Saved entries
◇ ◇ ◇

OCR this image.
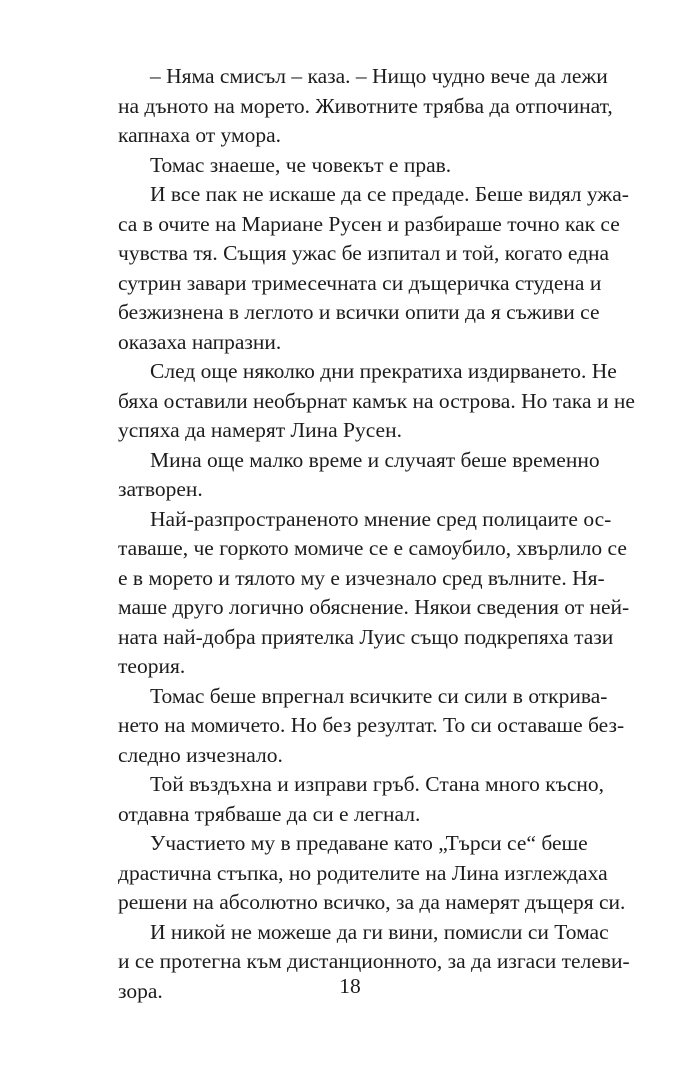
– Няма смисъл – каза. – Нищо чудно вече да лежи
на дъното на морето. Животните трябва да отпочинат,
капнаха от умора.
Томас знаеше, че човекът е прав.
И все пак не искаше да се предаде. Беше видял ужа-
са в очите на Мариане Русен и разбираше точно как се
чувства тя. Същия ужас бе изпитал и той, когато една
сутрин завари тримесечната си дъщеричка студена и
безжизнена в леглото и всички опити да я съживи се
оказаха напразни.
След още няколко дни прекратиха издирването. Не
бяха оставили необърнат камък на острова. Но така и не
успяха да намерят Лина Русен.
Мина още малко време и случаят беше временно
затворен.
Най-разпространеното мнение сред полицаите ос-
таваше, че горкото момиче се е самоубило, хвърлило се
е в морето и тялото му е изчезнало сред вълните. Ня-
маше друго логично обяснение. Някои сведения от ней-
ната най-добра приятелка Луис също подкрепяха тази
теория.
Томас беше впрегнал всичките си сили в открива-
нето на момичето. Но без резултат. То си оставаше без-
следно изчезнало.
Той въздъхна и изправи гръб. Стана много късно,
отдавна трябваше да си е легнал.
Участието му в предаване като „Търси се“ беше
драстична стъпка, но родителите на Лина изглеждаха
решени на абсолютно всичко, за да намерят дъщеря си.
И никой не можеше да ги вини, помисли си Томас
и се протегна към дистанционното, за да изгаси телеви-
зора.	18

◇ ◇ ◇

• Task brief: All of the records above must be copied exactly, except for the pictures.

• Completed task:
OCR this image.
– Няма смисъл – каза. – Нищо чудно вече да лежи
на дъното на морето. Животните трябва да отпочинат,
капнаха от умора.
Томас знаеше, че човекът е прав.
И все пак не искаше да се предаде. Беше видял ужа-
са в очите на Мариане Русен и разбираше точно как се
чувства тя. Същия ужас бе изпитал и той, когато една
сутрин завари тримесечната си дъщеричка студена и
безжизнена в леглото и всички опити да я съживи се
оказаха напразни.
След още няколко дни прекратиха издирването. Не
бяха оставили необърнат камък на острова. Но така и не
успяха да намерят Лина Русен.
Мина още малко време и случаят беше временно
затворен.
Най-разпространеното мнение сред полицаите ос-
таваше, че горкото момиче се е самоубило, хвърлило се
е в морето и тялото му е изчезнало сред вълните. Ня-
маше друго логично обяснение. Някои сведения от ней-
ната най-добра приятелка Луис също подкрепяха тази
теория.
Томас беше впрегнал всичките си сили в открива-
нето на момичето. Но без резултат. То си оставаше без-
следно изчезнало.
Той въздъхна и изправи гръб. Стана много късно,
отдавна трябваше да си е легнал.
Участието му в предаване като „Търси се“ беше
драстична стъпка, но родителите на Лина изглеждаха
решени на абсолютно всичко, за да намерят дъщеря си.
И никой не можеше да ги вини, помисли си Томас
и се протегна към дистанционното, за да изгаси телеви-
зора.	18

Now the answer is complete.